▸ PROVIDED DATA:
++++++

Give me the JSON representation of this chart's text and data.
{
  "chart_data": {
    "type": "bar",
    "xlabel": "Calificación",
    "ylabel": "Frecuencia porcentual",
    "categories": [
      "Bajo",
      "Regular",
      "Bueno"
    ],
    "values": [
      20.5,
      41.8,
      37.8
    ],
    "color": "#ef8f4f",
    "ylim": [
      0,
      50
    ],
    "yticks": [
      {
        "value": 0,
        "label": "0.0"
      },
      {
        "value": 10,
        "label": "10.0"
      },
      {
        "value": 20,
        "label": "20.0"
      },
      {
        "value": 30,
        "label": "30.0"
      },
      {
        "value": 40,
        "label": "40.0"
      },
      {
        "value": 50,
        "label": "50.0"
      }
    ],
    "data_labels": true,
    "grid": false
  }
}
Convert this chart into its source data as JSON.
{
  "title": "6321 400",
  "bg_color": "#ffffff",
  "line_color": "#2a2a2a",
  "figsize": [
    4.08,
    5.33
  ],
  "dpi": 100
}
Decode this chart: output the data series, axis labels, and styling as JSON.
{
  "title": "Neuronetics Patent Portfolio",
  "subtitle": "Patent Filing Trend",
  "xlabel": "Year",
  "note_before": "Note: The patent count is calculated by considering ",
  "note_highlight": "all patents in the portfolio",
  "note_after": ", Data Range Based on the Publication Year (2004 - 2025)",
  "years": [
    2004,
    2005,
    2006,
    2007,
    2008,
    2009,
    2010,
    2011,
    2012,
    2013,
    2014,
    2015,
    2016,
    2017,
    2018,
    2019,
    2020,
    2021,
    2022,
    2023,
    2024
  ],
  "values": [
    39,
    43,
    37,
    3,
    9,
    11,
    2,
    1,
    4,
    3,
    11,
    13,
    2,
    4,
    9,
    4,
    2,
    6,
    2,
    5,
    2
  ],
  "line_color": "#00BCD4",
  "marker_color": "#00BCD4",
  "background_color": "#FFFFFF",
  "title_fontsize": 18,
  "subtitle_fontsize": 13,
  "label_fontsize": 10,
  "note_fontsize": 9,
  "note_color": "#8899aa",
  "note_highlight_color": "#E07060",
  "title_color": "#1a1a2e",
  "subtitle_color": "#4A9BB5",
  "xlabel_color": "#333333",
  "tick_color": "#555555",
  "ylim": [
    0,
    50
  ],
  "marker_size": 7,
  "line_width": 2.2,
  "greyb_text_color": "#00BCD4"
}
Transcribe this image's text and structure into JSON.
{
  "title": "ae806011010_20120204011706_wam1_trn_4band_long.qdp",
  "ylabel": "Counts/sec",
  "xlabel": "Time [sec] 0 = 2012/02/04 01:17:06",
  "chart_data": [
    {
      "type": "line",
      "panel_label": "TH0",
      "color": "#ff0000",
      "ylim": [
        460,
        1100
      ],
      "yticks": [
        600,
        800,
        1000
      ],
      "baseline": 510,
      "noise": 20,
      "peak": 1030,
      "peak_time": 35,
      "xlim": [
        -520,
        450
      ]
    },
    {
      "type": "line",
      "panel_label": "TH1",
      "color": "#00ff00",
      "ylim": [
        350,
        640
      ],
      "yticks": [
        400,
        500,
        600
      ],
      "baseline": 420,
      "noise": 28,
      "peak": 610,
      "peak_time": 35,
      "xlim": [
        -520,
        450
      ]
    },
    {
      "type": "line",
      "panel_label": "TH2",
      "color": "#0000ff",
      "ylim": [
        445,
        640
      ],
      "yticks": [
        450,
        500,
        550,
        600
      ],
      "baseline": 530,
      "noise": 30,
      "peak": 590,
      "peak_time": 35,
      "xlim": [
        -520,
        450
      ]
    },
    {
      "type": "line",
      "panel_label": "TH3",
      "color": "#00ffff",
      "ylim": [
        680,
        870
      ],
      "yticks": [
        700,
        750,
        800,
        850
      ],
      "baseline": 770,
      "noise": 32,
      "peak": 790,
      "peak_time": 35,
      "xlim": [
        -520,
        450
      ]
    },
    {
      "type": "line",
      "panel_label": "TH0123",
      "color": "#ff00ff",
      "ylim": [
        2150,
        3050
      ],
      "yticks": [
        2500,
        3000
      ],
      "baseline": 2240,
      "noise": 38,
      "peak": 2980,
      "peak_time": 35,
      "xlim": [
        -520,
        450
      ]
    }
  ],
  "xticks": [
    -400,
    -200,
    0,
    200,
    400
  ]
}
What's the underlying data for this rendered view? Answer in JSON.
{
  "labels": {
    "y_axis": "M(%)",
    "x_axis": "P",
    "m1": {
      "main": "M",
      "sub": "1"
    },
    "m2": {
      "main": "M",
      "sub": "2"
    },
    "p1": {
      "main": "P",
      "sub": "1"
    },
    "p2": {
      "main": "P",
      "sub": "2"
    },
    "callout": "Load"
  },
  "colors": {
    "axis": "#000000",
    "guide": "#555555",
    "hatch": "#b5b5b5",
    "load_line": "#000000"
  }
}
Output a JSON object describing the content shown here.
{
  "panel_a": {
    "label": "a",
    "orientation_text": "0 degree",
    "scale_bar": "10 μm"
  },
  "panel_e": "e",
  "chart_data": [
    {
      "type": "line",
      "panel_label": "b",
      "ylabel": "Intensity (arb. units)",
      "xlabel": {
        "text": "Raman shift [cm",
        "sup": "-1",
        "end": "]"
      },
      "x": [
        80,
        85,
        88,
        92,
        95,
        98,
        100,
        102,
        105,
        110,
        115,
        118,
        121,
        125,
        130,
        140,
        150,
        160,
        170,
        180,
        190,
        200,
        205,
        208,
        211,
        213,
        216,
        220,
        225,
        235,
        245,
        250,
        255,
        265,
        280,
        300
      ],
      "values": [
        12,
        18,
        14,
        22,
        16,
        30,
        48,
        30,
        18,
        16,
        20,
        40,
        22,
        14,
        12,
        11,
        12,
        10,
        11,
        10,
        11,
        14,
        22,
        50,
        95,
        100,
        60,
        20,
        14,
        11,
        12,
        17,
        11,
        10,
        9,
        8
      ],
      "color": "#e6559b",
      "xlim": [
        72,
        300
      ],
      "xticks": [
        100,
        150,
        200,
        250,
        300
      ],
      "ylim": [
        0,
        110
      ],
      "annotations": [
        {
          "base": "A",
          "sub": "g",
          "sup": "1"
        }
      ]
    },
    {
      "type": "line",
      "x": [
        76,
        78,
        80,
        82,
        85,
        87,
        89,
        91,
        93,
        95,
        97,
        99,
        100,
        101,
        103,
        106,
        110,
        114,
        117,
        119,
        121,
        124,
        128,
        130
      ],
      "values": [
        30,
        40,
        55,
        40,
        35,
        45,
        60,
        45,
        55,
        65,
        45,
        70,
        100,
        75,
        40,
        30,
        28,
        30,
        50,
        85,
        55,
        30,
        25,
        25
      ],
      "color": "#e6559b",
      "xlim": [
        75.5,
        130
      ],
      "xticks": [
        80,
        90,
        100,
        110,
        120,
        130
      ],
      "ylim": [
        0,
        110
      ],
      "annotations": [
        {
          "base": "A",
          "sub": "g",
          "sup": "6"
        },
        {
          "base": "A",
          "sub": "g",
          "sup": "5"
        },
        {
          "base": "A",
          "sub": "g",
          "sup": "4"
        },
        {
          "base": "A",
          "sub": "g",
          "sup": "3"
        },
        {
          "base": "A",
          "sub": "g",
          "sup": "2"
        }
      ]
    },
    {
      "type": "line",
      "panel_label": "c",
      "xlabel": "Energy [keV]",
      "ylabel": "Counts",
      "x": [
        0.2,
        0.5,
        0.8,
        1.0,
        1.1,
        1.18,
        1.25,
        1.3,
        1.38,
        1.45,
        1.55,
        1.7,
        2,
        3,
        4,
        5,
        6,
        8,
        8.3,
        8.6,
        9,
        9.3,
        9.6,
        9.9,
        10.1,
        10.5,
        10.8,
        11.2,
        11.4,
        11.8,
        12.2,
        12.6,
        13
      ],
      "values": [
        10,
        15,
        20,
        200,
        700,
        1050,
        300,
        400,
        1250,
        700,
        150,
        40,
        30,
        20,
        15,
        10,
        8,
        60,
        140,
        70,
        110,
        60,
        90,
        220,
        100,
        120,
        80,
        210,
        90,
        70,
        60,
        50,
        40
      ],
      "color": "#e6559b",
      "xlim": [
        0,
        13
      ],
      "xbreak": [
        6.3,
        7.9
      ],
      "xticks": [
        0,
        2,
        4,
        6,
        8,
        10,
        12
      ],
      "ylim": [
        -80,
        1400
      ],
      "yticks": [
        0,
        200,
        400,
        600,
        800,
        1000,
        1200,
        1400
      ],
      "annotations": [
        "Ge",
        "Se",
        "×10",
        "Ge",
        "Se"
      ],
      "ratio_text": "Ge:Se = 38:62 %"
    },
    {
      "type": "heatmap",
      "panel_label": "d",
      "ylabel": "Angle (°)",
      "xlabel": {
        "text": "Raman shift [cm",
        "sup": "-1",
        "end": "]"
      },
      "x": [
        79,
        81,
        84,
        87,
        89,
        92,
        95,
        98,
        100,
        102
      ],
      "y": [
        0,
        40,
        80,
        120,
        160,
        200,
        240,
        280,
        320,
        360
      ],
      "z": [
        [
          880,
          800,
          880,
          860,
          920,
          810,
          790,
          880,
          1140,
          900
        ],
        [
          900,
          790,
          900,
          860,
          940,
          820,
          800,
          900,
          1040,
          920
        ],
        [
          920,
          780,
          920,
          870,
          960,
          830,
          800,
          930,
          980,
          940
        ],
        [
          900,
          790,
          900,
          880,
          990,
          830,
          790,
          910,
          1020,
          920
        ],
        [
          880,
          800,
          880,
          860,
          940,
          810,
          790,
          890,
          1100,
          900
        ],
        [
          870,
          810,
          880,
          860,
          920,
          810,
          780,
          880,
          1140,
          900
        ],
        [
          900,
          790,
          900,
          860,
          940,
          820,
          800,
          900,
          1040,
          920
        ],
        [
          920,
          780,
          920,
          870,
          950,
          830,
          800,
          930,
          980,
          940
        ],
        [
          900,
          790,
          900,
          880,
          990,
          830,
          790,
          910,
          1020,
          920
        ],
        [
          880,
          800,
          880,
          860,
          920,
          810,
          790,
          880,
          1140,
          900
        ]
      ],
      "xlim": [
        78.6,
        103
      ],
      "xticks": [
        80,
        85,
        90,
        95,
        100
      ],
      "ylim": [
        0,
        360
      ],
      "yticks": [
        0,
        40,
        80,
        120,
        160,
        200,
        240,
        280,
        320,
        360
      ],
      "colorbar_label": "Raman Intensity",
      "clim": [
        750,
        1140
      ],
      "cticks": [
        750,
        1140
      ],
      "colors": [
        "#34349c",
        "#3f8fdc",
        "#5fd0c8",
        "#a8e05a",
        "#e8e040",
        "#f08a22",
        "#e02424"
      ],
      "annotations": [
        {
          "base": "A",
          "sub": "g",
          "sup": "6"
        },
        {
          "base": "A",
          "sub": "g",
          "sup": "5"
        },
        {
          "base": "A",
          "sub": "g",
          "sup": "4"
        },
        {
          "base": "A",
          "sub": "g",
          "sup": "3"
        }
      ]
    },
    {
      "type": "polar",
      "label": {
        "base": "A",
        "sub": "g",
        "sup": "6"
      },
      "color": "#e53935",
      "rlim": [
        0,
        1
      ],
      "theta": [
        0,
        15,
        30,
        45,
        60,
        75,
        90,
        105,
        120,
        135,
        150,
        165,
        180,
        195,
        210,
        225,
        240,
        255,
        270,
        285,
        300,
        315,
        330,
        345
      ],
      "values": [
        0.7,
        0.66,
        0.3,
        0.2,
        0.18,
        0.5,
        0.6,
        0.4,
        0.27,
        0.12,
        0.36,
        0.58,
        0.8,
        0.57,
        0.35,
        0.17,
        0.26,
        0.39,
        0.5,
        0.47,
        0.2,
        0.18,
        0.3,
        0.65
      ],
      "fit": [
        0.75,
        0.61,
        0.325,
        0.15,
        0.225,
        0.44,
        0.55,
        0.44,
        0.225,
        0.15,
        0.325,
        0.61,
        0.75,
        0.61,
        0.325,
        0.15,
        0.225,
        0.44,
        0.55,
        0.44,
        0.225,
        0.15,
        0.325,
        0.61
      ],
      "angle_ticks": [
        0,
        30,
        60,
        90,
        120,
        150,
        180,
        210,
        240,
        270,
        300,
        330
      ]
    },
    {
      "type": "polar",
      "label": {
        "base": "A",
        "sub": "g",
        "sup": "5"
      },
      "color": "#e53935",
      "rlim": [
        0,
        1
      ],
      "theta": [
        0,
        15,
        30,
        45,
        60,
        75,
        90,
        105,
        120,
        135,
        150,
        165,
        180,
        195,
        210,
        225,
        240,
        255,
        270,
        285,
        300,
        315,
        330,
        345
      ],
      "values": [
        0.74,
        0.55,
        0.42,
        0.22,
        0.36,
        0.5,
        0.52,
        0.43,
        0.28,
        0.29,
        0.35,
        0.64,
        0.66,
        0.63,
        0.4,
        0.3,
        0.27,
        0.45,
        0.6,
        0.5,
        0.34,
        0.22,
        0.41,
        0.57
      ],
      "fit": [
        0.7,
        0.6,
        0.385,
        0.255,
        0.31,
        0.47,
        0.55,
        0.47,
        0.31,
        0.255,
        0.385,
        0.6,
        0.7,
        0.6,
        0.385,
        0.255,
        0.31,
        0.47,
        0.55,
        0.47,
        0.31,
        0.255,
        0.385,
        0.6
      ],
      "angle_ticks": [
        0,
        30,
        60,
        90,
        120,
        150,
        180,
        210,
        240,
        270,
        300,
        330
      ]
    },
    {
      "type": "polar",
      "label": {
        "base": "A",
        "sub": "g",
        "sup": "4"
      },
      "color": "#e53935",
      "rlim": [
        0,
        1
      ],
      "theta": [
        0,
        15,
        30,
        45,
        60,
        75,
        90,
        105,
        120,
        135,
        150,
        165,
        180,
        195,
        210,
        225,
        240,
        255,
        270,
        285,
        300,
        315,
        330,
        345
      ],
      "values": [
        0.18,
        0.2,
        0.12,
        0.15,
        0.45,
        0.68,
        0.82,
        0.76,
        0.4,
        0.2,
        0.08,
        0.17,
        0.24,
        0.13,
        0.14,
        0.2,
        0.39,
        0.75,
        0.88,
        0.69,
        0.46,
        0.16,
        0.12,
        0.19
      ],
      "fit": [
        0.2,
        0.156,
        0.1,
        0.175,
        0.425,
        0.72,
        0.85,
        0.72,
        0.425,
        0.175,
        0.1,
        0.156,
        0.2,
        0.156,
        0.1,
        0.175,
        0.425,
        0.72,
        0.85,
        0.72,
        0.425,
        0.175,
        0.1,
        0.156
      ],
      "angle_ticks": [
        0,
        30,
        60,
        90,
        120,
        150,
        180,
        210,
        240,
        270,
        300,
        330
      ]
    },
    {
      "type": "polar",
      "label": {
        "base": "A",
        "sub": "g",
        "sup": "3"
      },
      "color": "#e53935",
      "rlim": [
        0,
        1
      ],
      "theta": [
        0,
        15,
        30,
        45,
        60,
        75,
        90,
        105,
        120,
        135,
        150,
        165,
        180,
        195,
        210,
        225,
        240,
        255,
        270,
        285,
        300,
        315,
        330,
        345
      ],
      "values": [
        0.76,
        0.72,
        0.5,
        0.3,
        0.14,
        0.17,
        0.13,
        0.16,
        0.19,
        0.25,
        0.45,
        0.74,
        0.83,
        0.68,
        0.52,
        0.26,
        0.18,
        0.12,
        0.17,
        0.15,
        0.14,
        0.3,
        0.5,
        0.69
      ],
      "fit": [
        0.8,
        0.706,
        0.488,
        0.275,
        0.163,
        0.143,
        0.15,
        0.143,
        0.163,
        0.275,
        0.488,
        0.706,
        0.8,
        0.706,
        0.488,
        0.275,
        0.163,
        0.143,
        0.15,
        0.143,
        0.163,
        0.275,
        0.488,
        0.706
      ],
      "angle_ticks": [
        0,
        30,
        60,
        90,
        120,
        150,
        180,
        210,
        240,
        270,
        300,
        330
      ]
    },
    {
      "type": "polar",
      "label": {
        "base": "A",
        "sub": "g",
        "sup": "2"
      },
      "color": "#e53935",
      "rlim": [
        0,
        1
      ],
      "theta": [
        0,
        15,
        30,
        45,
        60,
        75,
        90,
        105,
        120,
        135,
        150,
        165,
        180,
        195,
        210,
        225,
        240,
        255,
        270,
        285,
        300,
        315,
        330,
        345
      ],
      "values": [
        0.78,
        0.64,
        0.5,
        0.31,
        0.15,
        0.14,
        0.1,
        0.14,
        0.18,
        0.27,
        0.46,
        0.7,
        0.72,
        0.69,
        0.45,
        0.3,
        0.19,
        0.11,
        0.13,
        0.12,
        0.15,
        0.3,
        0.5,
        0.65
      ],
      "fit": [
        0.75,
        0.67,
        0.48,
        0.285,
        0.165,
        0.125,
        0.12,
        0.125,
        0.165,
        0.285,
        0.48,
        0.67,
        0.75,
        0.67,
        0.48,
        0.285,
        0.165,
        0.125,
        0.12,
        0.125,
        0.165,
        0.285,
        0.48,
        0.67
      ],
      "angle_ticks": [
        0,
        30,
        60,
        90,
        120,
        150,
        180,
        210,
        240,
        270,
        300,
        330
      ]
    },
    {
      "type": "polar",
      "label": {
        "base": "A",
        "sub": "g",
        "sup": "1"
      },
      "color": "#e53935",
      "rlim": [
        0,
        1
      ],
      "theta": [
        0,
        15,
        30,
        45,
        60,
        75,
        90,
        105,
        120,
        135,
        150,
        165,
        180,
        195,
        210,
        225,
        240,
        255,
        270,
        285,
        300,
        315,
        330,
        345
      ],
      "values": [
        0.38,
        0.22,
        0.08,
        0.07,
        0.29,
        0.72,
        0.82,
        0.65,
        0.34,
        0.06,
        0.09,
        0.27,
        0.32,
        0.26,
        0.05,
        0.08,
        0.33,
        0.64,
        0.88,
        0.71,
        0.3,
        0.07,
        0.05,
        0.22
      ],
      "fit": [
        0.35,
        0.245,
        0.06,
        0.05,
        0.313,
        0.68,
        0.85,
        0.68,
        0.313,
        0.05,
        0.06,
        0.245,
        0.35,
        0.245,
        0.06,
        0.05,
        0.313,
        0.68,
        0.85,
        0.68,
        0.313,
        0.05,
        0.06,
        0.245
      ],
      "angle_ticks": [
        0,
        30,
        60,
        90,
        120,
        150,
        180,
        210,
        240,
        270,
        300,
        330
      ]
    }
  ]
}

++++++

▸ PROBLEM: Filter the records above and return every line that holds the word "Intensity".

▸ SOLUTION:
      "ylabel": "Intensity (arb. units)",
      "colorbar_label": "Raman Intensity",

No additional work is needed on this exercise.